**DATA EXCERPTS:**
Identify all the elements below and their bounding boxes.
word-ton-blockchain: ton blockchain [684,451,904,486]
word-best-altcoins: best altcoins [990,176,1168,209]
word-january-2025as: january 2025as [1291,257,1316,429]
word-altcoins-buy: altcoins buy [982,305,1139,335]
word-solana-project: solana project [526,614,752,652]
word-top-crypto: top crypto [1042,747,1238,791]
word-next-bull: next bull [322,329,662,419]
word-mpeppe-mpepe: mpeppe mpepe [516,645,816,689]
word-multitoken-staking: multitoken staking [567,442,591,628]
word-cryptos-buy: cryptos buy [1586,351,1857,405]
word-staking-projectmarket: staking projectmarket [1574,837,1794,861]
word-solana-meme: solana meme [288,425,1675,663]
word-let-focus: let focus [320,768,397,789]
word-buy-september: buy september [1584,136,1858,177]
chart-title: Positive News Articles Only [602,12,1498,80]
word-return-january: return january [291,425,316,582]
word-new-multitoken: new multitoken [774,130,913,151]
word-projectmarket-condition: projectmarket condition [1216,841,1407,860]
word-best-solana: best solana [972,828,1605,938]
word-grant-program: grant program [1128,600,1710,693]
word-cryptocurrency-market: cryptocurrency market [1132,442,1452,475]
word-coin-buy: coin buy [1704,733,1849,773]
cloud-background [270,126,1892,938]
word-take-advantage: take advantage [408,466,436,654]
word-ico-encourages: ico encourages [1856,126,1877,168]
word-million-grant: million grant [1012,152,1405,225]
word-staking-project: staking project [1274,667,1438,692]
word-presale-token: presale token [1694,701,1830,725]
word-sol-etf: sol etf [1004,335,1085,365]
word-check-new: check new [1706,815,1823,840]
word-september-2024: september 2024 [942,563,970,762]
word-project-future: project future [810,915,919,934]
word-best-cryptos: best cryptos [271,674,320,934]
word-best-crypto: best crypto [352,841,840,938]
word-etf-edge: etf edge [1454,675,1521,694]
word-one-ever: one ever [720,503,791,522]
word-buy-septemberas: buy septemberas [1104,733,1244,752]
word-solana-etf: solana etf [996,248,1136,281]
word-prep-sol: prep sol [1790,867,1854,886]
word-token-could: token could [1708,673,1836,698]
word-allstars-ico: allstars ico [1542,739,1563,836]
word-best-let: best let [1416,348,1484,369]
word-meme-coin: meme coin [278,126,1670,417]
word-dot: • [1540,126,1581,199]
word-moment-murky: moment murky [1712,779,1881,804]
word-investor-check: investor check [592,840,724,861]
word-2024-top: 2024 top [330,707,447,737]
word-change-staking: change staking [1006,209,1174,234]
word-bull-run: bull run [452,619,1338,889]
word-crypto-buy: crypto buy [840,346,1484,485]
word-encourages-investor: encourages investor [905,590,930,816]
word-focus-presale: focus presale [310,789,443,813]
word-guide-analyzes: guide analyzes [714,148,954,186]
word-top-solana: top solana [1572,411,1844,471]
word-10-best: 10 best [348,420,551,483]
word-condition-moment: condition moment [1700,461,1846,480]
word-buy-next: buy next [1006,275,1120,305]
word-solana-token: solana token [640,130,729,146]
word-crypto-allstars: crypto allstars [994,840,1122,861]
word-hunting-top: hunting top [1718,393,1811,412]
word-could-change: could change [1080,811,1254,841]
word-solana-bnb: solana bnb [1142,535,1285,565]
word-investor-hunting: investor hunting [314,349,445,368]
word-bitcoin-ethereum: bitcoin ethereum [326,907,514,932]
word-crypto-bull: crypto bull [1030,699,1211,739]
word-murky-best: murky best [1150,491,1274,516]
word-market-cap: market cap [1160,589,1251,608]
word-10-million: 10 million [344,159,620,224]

**STATED TASK:** Reproduce the listing above line by line, keeping every character unchanged.

**IN RESPONSE:**
Identify all the elements below and their bounding boxes.
word-ton-blockchain: ton blockchain [684,451,904,486]
word-best-altcoins: best altcoins [990,176,1168,209]
word-january-2025as: january 2025as [1291,257,1316,429]
word-altcoins-buy: altcoins buy [982,305,1139,335]
word-solana-project: solana project [526,614,752,652]
word-top-crypto: top crypto [1042,747,1238,791]
word-next-bull: next bull [322,329,662,419]
word-mpeppe-mpepe: mpeppe mpepe [516,645,816,689]
word-multitoken-staking: multitoken staking [567,442,591,628]
word-cryptos-buy: cryptos buy [1586,351,1857,405]
word-staking-projectmarket: staking projectmarket [1574,837,1794,861]
word-solana-meme: solana meme [288,425,1675,663]
word-let-focus: let focus [320,768,397,789]
word-buy-september: buy september [1584,136,1858,177]
chart-title: Positive News Articles Only [602,12,1498,80]
word-return-january: return january [291,425,316,582]
word-new-multitoken: new multitoken [774,130,913,151]
word-projectmarket-condition: projectmarket condition [1216,841,1407,860]
word-best-solana: best solana [972,828,1605,938]
word-grant-program: grant program [1128,600,1710,693]
word-cryptocurrency-market: cryptocurrency market [1132,442,1452,475]
word-coin-buy: coin buy [1704,733,1849,773]
cloud-background [270,126,1892,938]
word-take-advantage: take advantage [408,466,436,654]
word-ico-encourages: ico encourages [1856,126,1877,168]
word-million-grant: million grant [1012,152,1405,225]
word-staking-project: staking project [1274,667,1438,692]
word-presale-token: presale token [1694,701,1830,725]
word-sol-etf: sol etf [1004,335,1085,365]
word-check-new: check new [1706,815,1823,840]
word-september-2024: september 2024 [942,563,970,762]
word-project-future: project future [810,915,919,934]
word-best-cryptos: best cryptos [271,674,320,934]
word-best-crypto: best crypto [352,841,840,938]
word-etf-edge: etf edge [1454,675,1521,694]
word-one-ever: one ever [720,503,791,522]
word-buy-septemberas: buy septemberas [1104,733,1244,752]
word-solana-etf: solana etf [996,248,1136,281]
word-prep-sol: prep sol [1790,867,1854,886]
word-token-could: token could [1708,673,1836,698]
word-allstars-ico: allstars ico [1542,739,1563,836]
word-best-let: best let [1416,348,1484,369]
word-meme-coin: meme coin [278,126,1670,417]
word-dot: • [1540,126,1581,199]
word-moment-murky: moment murky [1712,779,1881,804]
word-investor-check: investor check [592,840,724,861]
word-2024-top: 2024 top [330,707,447,737]
word-change-staking: change staking [1006,209,1174,234]
word-bull-run: bull run [452,619,1338,889]
word-crypto-buy: crypto buy [840,346,1484,485]
word-encourages-investor: encourages investor [905,590,930,816]
word-focus-presale: focus presale [310,789,443,813]
word-guide-analyzes: guide analyzes [714,148,954,186]
word-top-solana: top solana [1572,411,1844,471]
word-10-best: 10 best [348,420,551,483]
word-condition-moment: condition moment [1700,461,1846,480]
word-buy-next: buy next [1006,275,1120,305]
word-solana-token: solana token [640,130,729,146]
word-crypto-allstars: crypto allstars [994,840,1122,861]
word-hunting-top: hunting top [1718,393,1811,412]
word-could-change: could change [1080,811,1254,841]
word-solana-bnb: solana bnb [1142,535,1285,565]
word-investor-hunting: investor hunting [314,349,445,368]
word-bitcoin-ethereum: bitcoin ethereum [326,907,514,932]
word-crypto-bull: crypto bull [1030,699,1211,739]
word-murky-best: murky best [1150,491,1274,516]
word-market-cap: market cap [1160,589,1251,608]
word-10-million: 10 million [344,159,620,224]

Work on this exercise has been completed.